◆ Input rows
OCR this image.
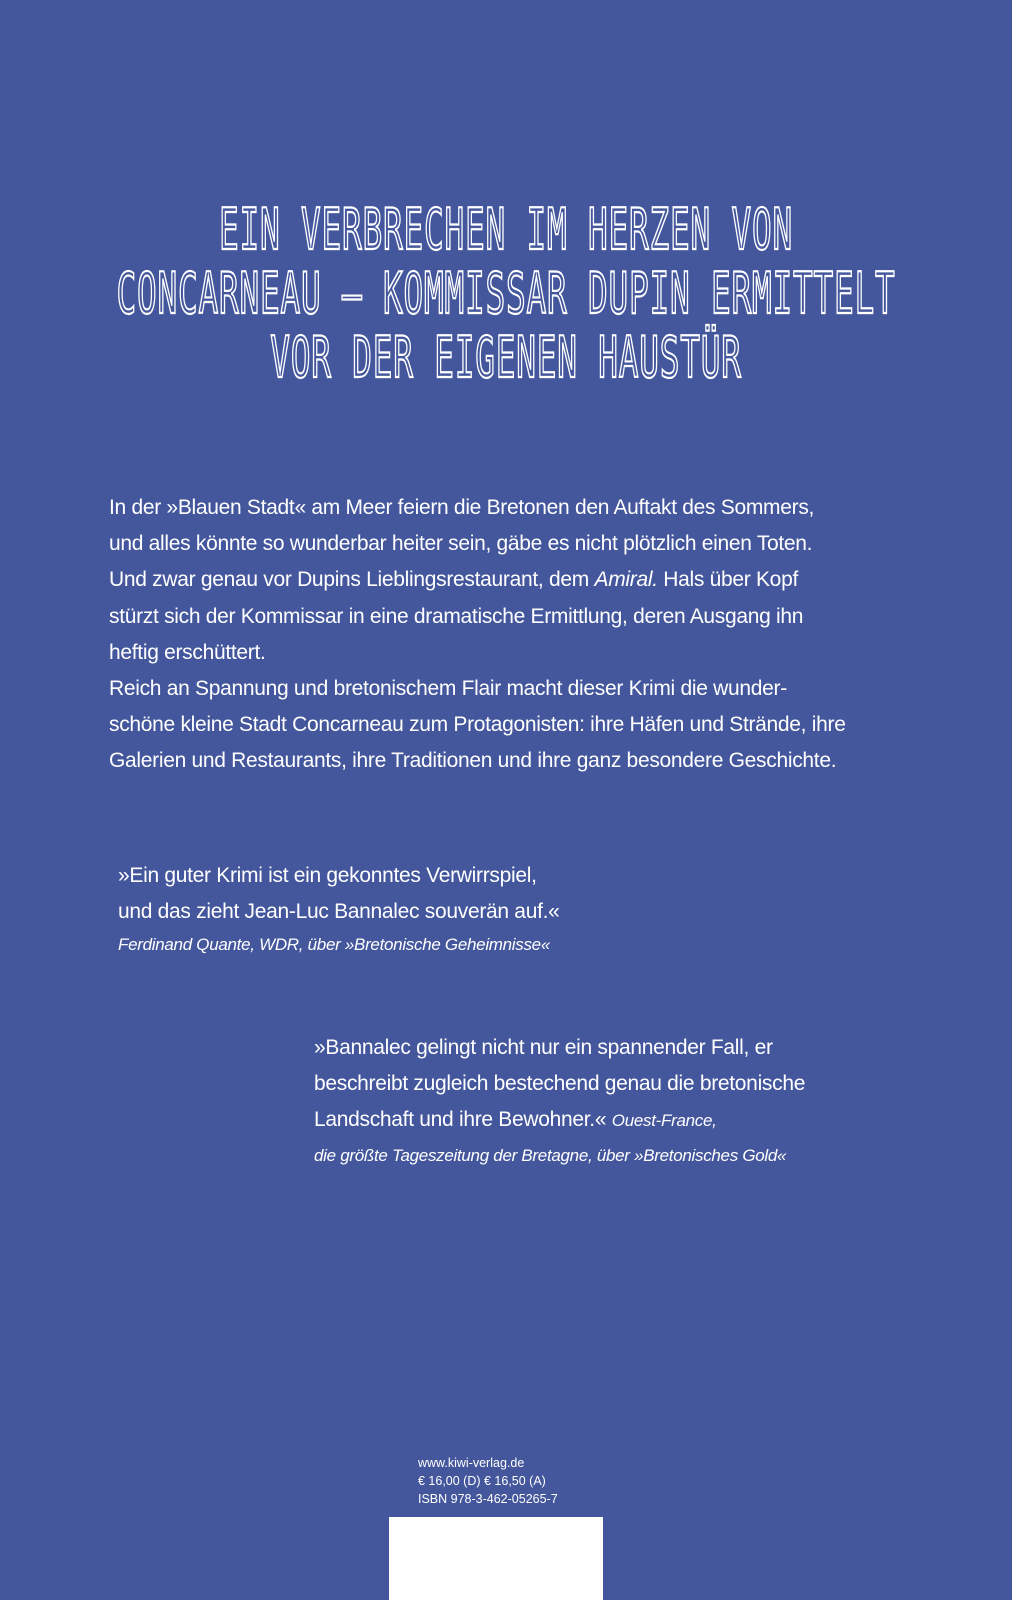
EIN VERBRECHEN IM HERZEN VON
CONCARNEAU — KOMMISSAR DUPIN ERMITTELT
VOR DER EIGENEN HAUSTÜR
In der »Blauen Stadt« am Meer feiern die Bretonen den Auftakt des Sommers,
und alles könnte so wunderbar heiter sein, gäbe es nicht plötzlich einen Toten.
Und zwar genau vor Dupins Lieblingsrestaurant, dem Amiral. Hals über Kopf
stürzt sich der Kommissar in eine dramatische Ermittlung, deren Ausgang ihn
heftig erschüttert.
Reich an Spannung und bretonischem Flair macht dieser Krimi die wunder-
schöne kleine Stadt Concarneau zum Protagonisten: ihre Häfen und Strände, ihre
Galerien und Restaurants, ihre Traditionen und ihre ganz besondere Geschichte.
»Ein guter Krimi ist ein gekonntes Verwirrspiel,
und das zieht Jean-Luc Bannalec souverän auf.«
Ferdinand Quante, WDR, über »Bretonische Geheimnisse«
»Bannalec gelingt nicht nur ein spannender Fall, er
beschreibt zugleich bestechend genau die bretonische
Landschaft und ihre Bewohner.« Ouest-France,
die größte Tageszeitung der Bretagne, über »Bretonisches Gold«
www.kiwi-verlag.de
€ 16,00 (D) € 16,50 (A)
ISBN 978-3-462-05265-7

==

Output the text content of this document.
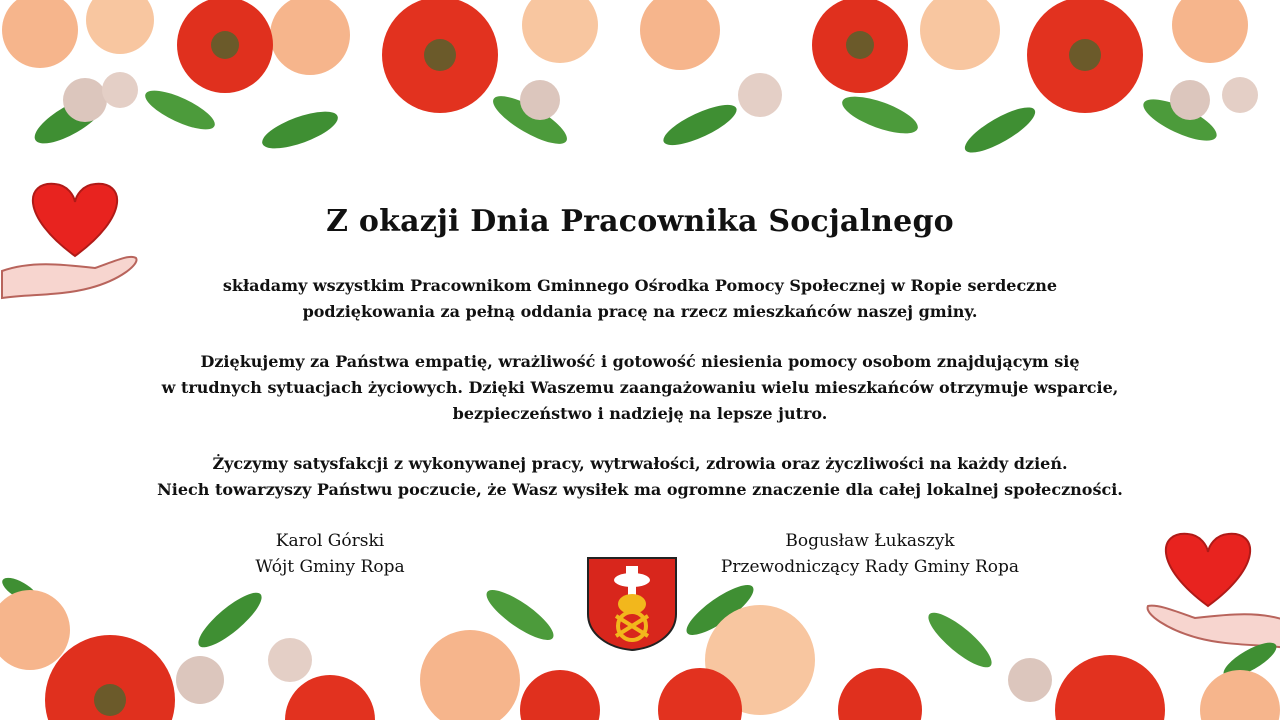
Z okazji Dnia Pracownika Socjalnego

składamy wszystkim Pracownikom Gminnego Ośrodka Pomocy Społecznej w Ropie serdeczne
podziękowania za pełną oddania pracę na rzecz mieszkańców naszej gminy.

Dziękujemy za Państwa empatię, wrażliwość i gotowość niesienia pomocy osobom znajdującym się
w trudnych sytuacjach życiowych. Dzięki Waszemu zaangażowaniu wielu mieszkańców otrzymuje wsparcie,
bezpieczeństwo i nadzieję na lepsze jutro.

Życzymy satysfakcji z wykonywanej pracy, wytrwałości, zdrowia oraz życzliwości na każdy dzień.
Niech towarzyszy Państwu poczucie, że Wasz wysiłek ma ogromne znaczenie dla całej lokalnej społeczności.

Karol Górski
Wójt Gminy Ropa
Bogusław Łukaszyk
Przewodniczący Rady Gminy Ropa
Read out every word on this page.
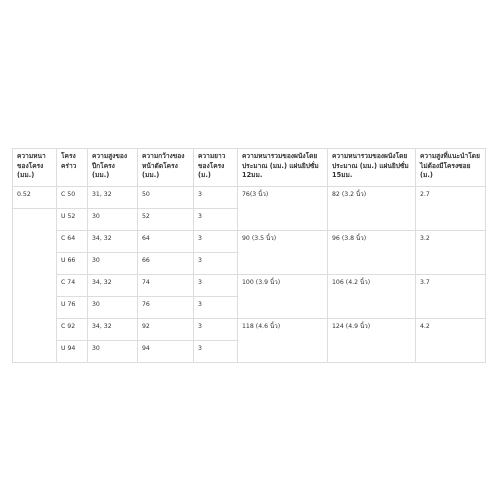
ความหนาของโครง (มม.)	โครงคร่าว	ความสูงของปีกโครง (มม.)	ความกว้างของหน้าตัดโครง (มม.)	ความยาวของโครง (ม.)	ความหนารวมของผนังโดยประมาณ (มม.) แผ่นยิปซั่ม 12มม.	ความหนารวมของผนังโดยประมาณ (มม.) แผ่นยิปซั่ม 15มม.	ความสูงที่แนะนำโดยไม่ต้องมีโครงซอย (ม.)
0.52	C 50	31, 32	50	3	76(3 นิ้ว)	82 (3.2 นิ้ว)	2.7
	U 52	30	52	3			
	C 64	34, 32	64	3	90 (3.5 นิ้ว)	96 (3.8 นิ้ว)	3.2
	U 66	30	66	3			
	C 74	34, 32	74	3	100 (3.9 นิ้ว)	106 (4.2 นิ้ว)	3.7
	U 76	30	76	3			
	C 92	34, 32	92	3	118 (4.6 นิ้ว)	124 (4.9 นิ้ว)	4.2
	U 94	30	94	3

◆ Task statement
Count how many lines in the data contain the word "ihre", giving the number without comment.

◆ Solution to this problem
3